Dataset records
○ ○ ○

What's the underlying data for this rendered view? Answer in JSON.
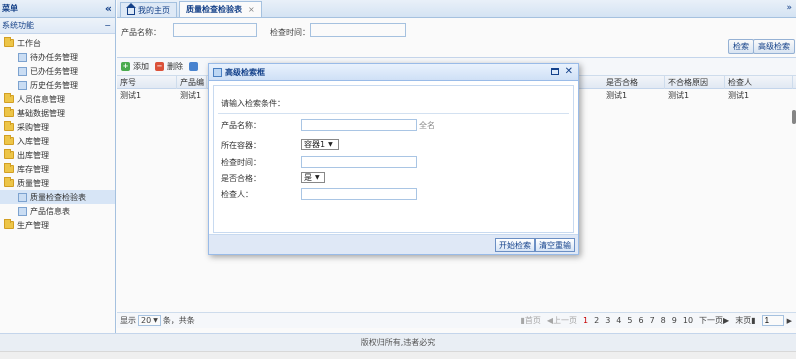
{
  "sidebar": {
    "title": "菜单",
    "collapse_glyph": "«",
    "section": "系统功能",
    "section_toggle": "−",
    "items": [
      {
        "label": "工作台",
        "level": 0,
        "icon": "folder-icon"
      },
      {
        "label": "待办任务管理",
        "level": 1,
        "icon": "page-icon"
      },
      {
        "label": "已办任务管理",
        "level": 1,
        "icon": "page-icon"
      },
      {
        "label": "历史任务管理",
        "level": 1,
        "icon": "page-icon"
      },
      {
        "label": "人员信息管理",
        "level": 0,
        "icon": "folder-icon"
      },
      {
        "label": "基础数据管理",
        "level": 0,
        "icon": "folder-icon"
      },
      {
        "label": "采购管理",
        "level": 0,
        "icon": "folder-icon"
      },
      {
        "label": "入库管理",
        "level": 0,
        "icon": "folder-icon"
      },
      {
        "label": "出库管理",
        "level": 0,
        "icon": "folder-icon"
      },
      {
        "label": "库存管理",
        "level": 0,
        "icon": "folder-icon"
      },
      {
        "label": "质量管理",
        "level": 0,
        "icon": "folder-icon"
      },
      {
        "label": "质量检查检验表",
        "level": 1,
        "icon": "page-icon"
      },
      {
        "label": "产品信息表",
        "level": 1,
        "icon": "page-icon"
      },
      {
        "label": "生产管理",
        "level": 0,
        "icon": "folder-icon"
      }
    ]
  },
  "tabs": [
    {
      "label": "我的主页"
    },
    {
      "label": "质量检查检验表",
      "close": "×"
    }
  ],
  "tab_menu_glyph": "»",
  "search": {
    "product_name_label": "产品名称：",
    "check_time_label": "检查时间：",
    "search_button": "检索",
    "advanced_button": "高级检索"
  },
  "toolbar": {
    "add": "添加",
    "delete": "删除"
  },
  "grid": {
    "columns_left": [
      "序号",
      "产品编"
    ],
    "columns_right": [
      "是否合格",
      "不合格原因",
      "检查人"
    ],
    "rows": [
      {
        "left": [
          "测试1",
          "测试1"
        ],
        "right": [
          "测试1",
          "测试1",
          "测试1"
        ]
      }
    ]
  },
  "pager": {
    "show": "显示",
    "page_size": "20",
    "unit": "条，共条",
    "first": "首页",
    "prev": "上一页",
    "pages": [
      "1",
      "2",
      "3",
      "4",
      "5",
      "6",
      "7",
      "8",
      "9",
      "10"
    ],
    "current_page": "1",
    "next": "下一页",
    "last": "末页",
    "jump_value": "1"
  },
  "footer": "版权归所有,违者必究",
  "modal": {
    "title": "高级检索框",
    "prompt": "请输入检索条件：",
    "fields": {
      "product_name": "产品名称：",
      "product_hint": "全名",
      "container": "所在容器：",
      "container_value": "容器1",
      "check_time": "检查时间：",
      "qualified": "是否合格：",
      "qualified_value": "是",
      "inspector": "检查人："
    },
    "start_button": "开始检索",
    "clear_button": "清空重输",
    "colors": {
      "header": "#cfe0f6",
      "border": "#99bbe8"
    }
  },
  "colors": {
    "accent": "#15428b",
    "border": "#a9c5e4",
    "current_page": "#cc0000"
  }
}
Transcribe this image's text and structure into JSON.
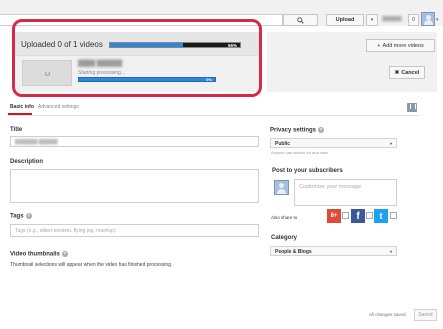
{
  "topbar": {
    "upload_label": "Upload",
    "upload_caret": "▾",
    "notif_count": "0",
    "avatar_caret": "▾"
  },
  "upload": {
    "status_text": "Uploaded 0 of 1 videos",
    "overall_progress_label": "56%",
    "overall_progress": 0.56,
    "file_status": "Starting processing...",
    "file_progress_label": "0%",
    "add_more_label": "Add more videos",
    "add_more_glyph": "+",
    "cancel_label": "Cancel",
    "cancel_glyph": "✖"
  },
  "tabs": [
    {
      "label": "Basic info"
    },
    {
      "label": "Advanced settings"
    }
  ],
  "form": {
    "title_label": "Title",
    "description_label": "Description",
    "tags_label": "Tags",
    "tags_placeholder": "Tags (e.g., albert einstein, flying pig, mashup)",
    "thumbnails_label": "Video thumbnails",
    "thumbnails_note": "Thumbnail selections will appear when the video has finished processing."
  },
  "right": {
    "privacy_label": "Privacy settings",
    "privacy_value": "Public",
    "privacy_note": "Anyone can search for and view",
    "post_label": "Post to your subscribers",
    "custom_msg_placeholder": "Customize your message",
    "also_share_label": "Also share to",
    "gplus_glyph": "8+",
    "fb_glyph": "f",
    "tw_glyph": "t",
    "category_label": "Category",
    "category_value": "People & Blogs",
    "select_caret": "▾"
  },
  "footer": {
    "saved_note": "All changes saved.",
    "save_label": "Saved"
  },
  "colors": {
    "highlight": "#d52b4a",
    "progress_blue": "#2f86d8",
    "tab_accent": "#cc181e"
  }
}
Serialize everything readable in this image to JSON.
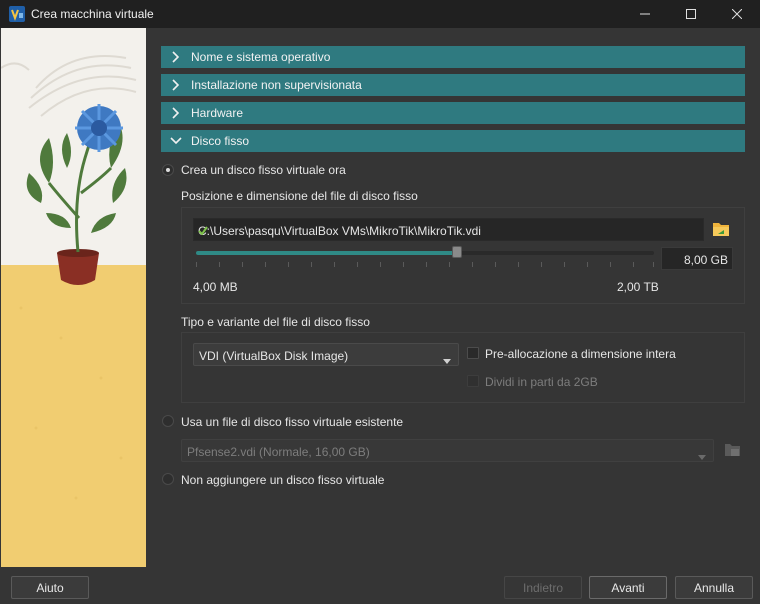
{
  "window": {
    "title": "Crea macchina virtuale",
    "controls": [
      "minimize-icon",
      "maximize-icon",
      "close-icon"
    ]
  },
  "sections": [
    {
      "label": "Nome e sistema operativo",
      "expanded": false
    },
    {
      "label": "Installazione non supervisionata",
      "expanded": false
    },
    {
      "label": "Hardware",
      "expanded": false
    },
    {
      "label": "Disco fisso",
      "expanded": true
    }
  ],
  "disk": {
    "option_create": "Crea un disco fisso virtuale ora",
    "location_group_label": "Posizione e dimensione del file di disco fisso",
    "path_value": "C:\\Users\\pasqu\\VirtualBox VMs\\MikroTik\\MikroTik.vdi",
    "size_value": "8,00 GB",
    "size_fraction": 0.57,
    "slider_min_label": "4,00 MB",
    "slider_max_label": "2,00 TB",
    "type_group_label": "Tipo e variante del file di disco fisso",
    "type_selected": "VDI (VirtualBox Disk Image)",
    "prealloc_label": "Pre-allocazione a dimensione intera",
    "split_label": "Dividi in parti da 2GB",
    "option_existing": "Usa un file di disco fisso virtuale esistente",
    "existing_selected": "Pfsense2.vdi (Normale, 16,00 GB)",
    "option_none": "Non aggiungere un disco fisso virtuale"
  },
  "buttons": {
    "help": "Aiuto",
    "back": "Indietro",
    "next": "Avanti",
    "cancel": "Annulla"
  },
  "colors": {
    "section_header": "#2f7a80",
    "slider_fill": "#2f8a86",
    "valid_check": "#7ec24a",
    "folder_icon": "#f0b43c"
  }
}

○ ○ ○

*Directions for this task*: Leave the pictures out and print the records above exactly as they stand.

*Response below*:
What's the underlying data for this rendered view? Answer in JSON.
{
  "sidebar": {
    "title": "菜单",
    "collapse_glyph": "«",
    "section": "系统功能",
    "section_toggle": "−",
    "items": [
      {
        "label": "工作台",
        "level": 0,
        "icon": "folder-icon"
      },
      {
        "label": "待办任务管理",
        "level": 1,
        "icon": "page-icon"
      },
      {
        "label": "已办任务管理",
        "level": 1,
        "icon": "page-icon"
      },
      {
        "label": "历史任务管理",
        "level": 1,
        "icon": "page-icon"
      },
      {
        "label": "人员信息管理",
        "level": 0,
        "icon": "folder-icon"
      },
      {
        "label": "基础数据管理",
        "level": 0,
        "icon": "folder-icon"
      },
      {
        "label": "采购管理",
        "level": 0,
        "icon": "folder-icon"
      },
      {
        "label": "入库管理",
        "level": 0,
        "icon": "folder-icon"
      },
      {
        "label": "出库管理",
        "level": 0,
        "icon": "folder-icon"
      },
      {
        "label": "库存管理",
        "level": 0,
        "icon": "folder-icon"
      },
      {
        "label": "质量管理",
        "level": 0,
        "icon": "folder-icon"
      },
      {
        "label": "质量检查检验表",
        "level": 1,
        "icon": "page-icon"
      },
      {
        "label": "产品信息表",
        "level": 1,
        "icon": "page-icon"
      },
      {
        "label": "生产管理",
        "level": 0,
        "icon": "folder-icon"
      }
    ]
  },
  "tabs": [
    {
      "label": "我的主页"
    },
    {
      "label": "质量检查检验表",
      "close": "×"
    }
  ],
  "tab_menu_glyph": "»",
  "search": {
    "product_name_label": "产品名称：",
    "check_time_label": "检查时间：",
    "search_button": "检索",
    "advanced_button": "高级检索"
  },
  "toolbar": {
    "add": "添加",
    "delete": "删除"
  },
  "grid": {
    "columns_left": [
      "序号",
      "产品编"
    ],
    "columns_right": [
      "是否合格",
      "不合格原因",
      "检查人"
    ],
    "rows": [
      {
        "left": [
          "测试1",
          "测试1"
        ],
        "right": [
          "测试1",
          "测试1",
          "测试1"
        ]
      }
    ]
  },
  "pager": {
    "show": "显示",
    "page_size": "20",
    "unit": "条，共条",
    "first": "首页",
    "prev": "上一页",
    "pages": [
      "1",
      "2",
      "3",
      "4",
      "5",
      "6",
      "7",
      "8",
      "9",
      "10"
    ],
    "current_page": "1",
    "next": "下一页",
    "last": "末页",
    "jump_value": "1"
  },
  "footer": "版权归所有,违者必究",
  "modal": {
    "title": "高级检索框",
    "prompt": "请输入检索条件：",
    "fields": {
      "product_name": "产品名称：",
      "product_hint": "全名",
      "container": "所在容器：",
      "container_value": "容器1",
      "check_time": "检查时间：",
      "qualified": "是否合格：",
      "qualified_value": "是",
      "inspector": "检查人："
    },
    "start_button": "开始检索",
    "clear_button": "清空重输",
    "colors": {
      "header": "#cfe0f6",
      "border": "#99bbe8"
    }
  },
  "colors": {
    "accent": "#15428b",
    "border": "#a9c5e4",
    "current_page": "#cc0000"
  }
}
Transcribe this image's text and structure into JSON.
{
  "topbar": {
    "upload_label": "Upload",
    "upload_caret": "▾",
    "notif_count": "0",
    "avatar_caret": "▾"
  },
  "upload": {
    "status_text": "Uploaded 0 of 1 videos",
    "overall_progress_label": "56%",
    "overall_progress": 0.56,
    "file_status": "Starting processing...",
    "file_progress_label": "0%",
    "add_more_label": "Add more videos",
    "add_more_glyph": "+",
    "cancel_label": "Cancel",
    "cancel_glyph": "✖"
  },
  "tabs": [
    {
      "label": "Basic info"
    },
    {
      "label": "Advanced settings"
    }
  ],
  "form": {
    "title_label": "Title",
    "description_label": "Description",
    "tags_label": "Tags",
    "tags_placeholder": "Tags (e.g., albert einstein, flying pig, mashup)",
    "thumbnails_label": "Video thumbnails",
    "thumbnails_note": "Thumbnail selections will appear when the video has finished processing."
  },
  "right": {
    "privacy_label": "Privacy settings",
    "privacy_value": "Public",
    "privacy_note": "Anyone can search for and view",
    "post_label": "Post to your subscribers",
    "custom_msg_placeholder": "Customize your message",
    "also_share_label": "Also share to",
    "gplus_glyph": "8+",
    "fb_glyph": "f",
    "tw_glyph": "t",
    "category_label": "Category",
    "category_value": "People & Blogs",
    "select_caret": "▾"
  },
  "footer": {
    "saved_note": "All changes saved.",
    "save_label": "Saved"
  },
  "colors": {
    "highlight": "#d52b4a",
    "progress_blue": "#2f86d8",
    "tab_accent": "#cc181e"
  }
}
Serialize everything readable in this image to JSON.
{
  "window": {
    "title": "Crea macchina virtuale",
    "controls": [
      "minimize-icon",
      "maximize-icon",
      "close-icon"
    ]
  },
  "sections": [
    {
      "label": "Nome e sistema operativo",
      "expanded": false
    },
    {
      "label": "Installazione non supervisionata",
      "expanded": false
    },
    {
      "label": "Hardware",
      "expanded": false
    },
    {
      "label": "Disco fisso",
      "expanded": true
    }
  ],
  "disk": {
    "option_create": "Crea un disco fisso virtuale ora",
    "location_group_label": "Posizione e dimensione del file di disco fisso",
    "path_value": "C:\\Users\\pasqu\\VirtualBox VMs\\MikroTik\\MikroTik.vdi",
    "size_value": "8,00 GB",
    "size_fraction": 0.57,
    "slider_min_label": "4,00 MB",
    "slider_max_label": "2,00 TB",
    "type_group_label": "Tipo e variante del file di disco fisso",
    "type_selected": "VDI (VirtualBox Disk Image)",
    "prealloc_label": "Pre-allocazione a dimensione intera",
    "split_label": "Dividi in parti da 2GB",
    "option_existing": "Usa un file di disco fisso virtuale esistente",
    "existing_selected": "Pfsense2.vdi (Normale, 16,00 GB)",
    "option_none": "Non aggiungere un disco fisso virtuale"
  },
  "buttons": {
    "help": "Aiuto",
    "back": "Indietro",
    "next": "Avanti",
    "cancel": "Annulla"
  },
  "colors": {
    "section_header": "#2f7a80",
    "slider_fill": "#2f8a86",
    "valid_check": "#7ec24a",
    "folder_icon": "#f0b43c"
  }
}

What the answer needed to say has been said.